>> START Items

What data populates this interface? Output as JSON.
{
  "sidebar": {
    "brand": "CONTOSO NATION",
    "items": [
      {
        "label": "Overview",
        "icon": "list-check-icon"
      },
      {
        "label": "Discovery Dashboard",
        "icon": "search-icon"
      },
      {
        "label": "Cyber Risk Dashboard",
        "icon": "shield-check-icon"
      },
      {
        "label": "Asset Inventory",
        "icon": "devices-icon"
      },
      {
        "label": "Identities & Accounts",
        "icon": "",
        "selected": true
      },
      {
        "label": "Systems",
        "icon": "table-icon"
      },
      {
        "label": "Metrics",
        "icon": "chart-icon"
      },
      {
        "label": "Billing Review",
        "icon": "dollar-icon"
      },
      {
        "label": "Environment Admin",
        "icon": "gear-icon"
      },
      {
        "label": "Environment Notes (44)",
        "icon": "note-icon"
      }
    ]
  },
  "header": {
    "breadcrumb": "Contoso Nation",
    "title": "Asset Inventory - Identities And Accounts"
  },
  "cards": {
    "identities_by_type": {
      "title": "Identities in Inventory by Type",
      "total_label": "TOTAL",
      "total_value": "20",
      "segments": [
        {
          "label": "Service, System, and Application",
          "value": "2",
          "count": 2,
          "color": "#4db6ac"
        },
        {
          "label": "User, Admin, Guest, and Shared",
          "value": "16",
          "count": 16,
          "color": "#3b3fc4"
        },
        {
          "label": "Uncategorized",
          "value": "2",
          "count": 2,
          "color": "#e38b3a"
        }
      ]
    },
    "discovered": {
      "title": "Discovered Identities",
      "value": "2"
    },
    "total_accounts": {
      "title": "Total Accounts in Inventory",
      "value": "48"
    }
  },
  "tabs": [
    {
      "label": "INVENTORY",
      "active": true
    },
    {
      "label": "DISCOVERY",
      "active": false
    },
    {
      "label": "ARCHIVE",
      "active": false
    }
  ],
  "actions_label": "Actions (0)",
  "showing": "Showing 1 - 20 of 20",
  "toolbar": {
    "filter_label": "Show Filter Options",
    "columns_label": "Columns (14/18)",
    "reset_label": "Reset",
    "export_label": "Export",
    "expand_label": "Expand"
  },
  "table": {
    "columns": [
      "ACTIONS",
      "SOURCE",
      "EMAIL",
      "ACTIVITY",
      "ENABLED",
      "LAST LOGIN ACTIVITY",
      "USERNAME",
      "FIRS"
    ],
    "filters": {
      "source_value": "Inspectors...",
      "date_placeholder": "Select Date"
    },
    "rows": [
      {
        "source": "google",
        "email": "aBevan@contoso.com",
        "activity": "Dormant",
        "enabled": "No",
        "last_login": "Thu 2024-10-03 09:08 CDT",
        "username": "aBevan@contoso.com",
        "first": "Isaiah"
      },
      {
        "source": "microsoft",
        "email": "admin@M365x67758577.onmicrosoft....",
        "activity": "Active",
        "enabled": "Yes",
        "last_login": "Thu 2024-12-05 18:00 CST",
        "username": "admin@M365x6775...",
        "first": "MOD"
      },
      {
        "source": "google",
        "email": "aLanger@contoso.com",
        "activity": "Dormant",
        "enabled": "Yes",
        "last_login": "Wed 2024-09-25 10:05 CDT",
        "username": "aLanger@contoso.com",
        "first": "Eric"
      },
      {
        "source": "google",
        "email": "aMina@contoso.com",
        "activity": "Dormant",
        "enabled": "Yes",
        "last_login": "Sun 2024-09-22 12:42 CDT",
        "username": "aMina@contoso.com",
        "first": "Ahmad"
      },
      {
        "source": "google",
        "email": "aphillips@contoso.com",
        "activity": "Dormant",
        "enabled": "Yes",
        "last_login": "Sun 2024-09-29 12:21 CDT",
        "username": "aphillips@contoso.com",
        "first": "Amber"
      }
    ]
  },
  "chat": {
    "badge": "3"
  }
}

>> END Items

Given instruction – Write out every record verbatim.

Solution –
What data populates this interface? Output as JSON.
{
  "sidebar": {
    "brand": "CONTOSO NATION",
    "items": [
      {
        "label": "Overview",
        "icon": "list-check-icon"
      },
      {
        "label": "Discovery Dashboard",
        "icon": "search-icon"
      },
      {
        "label": "Cyber Risk Dashboard",
        "icon": "shield-check-icon"
      },
      {
        "label": "Asset Inventory",
        "icon": "devices-icon"
      },
      {
        "label": "Identities & Accounts",
        "icon": "",
        "selected": true
      },
      {
        "label": "Systems",
        "icon": "table-icon"
      },
      {
        "label": "Metrics",
        "icon": "chart-icon"
      },
      {
        "label": "Billing Review",
        "icon": "dollar-icon"
      },
      {
        "label": "Environment Admin",
        "icon": "gear-icon"
      },
      {
        "label": "Environment Notes (44)",
        "icon": "note-icon"
      }
    ]
  },
  "header": {
    "breadcrumb": "Contoso Nation",
    "title": "Asset Inventory - Identities And Accounts"
  },
  "cards": {
    "identities_by_type": {
      "title": "Identities in Inventory by Type",
      "total_label": "TOTAL",
      "total_value": "20",
      "segments": [
        {
          "label": "Service, System, and Application",
          "value": "2",
          "count": 2,
          "color": "#4db6ac"
        },
        {
          "label": "User, Admin, Guest, and Shared",
          "value": "16",
          "count": 16,
          "color": "#3b3fc4"
        },
        {
          "label": "Uncategorized",
          "value": "2",
          "count": 2,
          "color": "#e38b3a"
        }
      ]
    },
    "discovered": {
      "title": "Discovered Identities",
      "value": "2"
    },
    "total_accounts": {
      "title": "Total Accounts in Inventory",
      "value": "48"
    }
  },
  "tabs": [
    {
      "label": "INVENTORY",
      "active": true
    },
    {
      "label": "DISCOVERY",
      "active": false
    },
    {
      "label": "ARCHIVE",
      "active": false
    }
  ],
  "actions_label": "Actions (0)",
  "showing": "Showing 1 - 20 of 20",
  "toolbar": {
    "filter_label": "Show Filter Options",
    "columns_label": "Columns (14/18)",
    "reset_label": "Reset",
    "export_label": "Export",
    "expand_label": "Expand"
  },
  "table": {
    "columns": [
      "ACTIONS",
      "SOURCE",
      "EMAIL",
      "ACTIVITY",
      "ENABLED",
      "LAST LOGIN ACTIVITY",
      "USERNAME",
      "FIRS"
    ],
    "filters": {
      "source_value": "Inspectors...",
      "date_placeholder": "Select Date"
    },
    "rows": [
      {
        "source": "google",
        "email": "aBevan@contoso.com",
        "activity": "Dormant",
        "enabled": "No",
        "last_login": "Thu 2024-10-03 09:08 CDT",
        "username": "aBevan@contoso.com",
        "first": "Isaiah"
      },
      {
        "source": "microsoft",
        "email": "admin@M365x67758577.onmicrosoft....",
        "activity": "Active",
        "enabled": "Yes",
        "last_login": "Thu 2024-12-05 18:00 CST",
        "username": "admin@M365x6775...",
        "first": "MOD"
      },
      {
        "source": "google",
        "email": "aLanger@contoso.com",
        "activity": "Dormant",
        "enabled": "Yes",
        "last_login": "Wed 2024-09-25 10:05 CDT",
        "username": "aLanger@contoso.com",
        "first": "Eric"
      },
      {
        "source": "google",
        "email": "aMina@contoso.com",
        "activity": "Dormant",
        "enabled": "Yes",
        "last_login": "Sun 2024-09-22 12:42 CDT",
        "username": "aMina@contoso.com",
        "first": "Ahmad"
      },
      {
        "source": "google",
        "email": "aphillips@contoso.com",
        "activity": "Dormant",
        "enabled": "Yes",
        "last_login": "Sun 2024-09-29 12:21 CDT",
        "username": "aphillips@contoso.com",
        "first": "Amber"
      }
    ]
  },
  "chat": {
    "badge": "3"
  }
}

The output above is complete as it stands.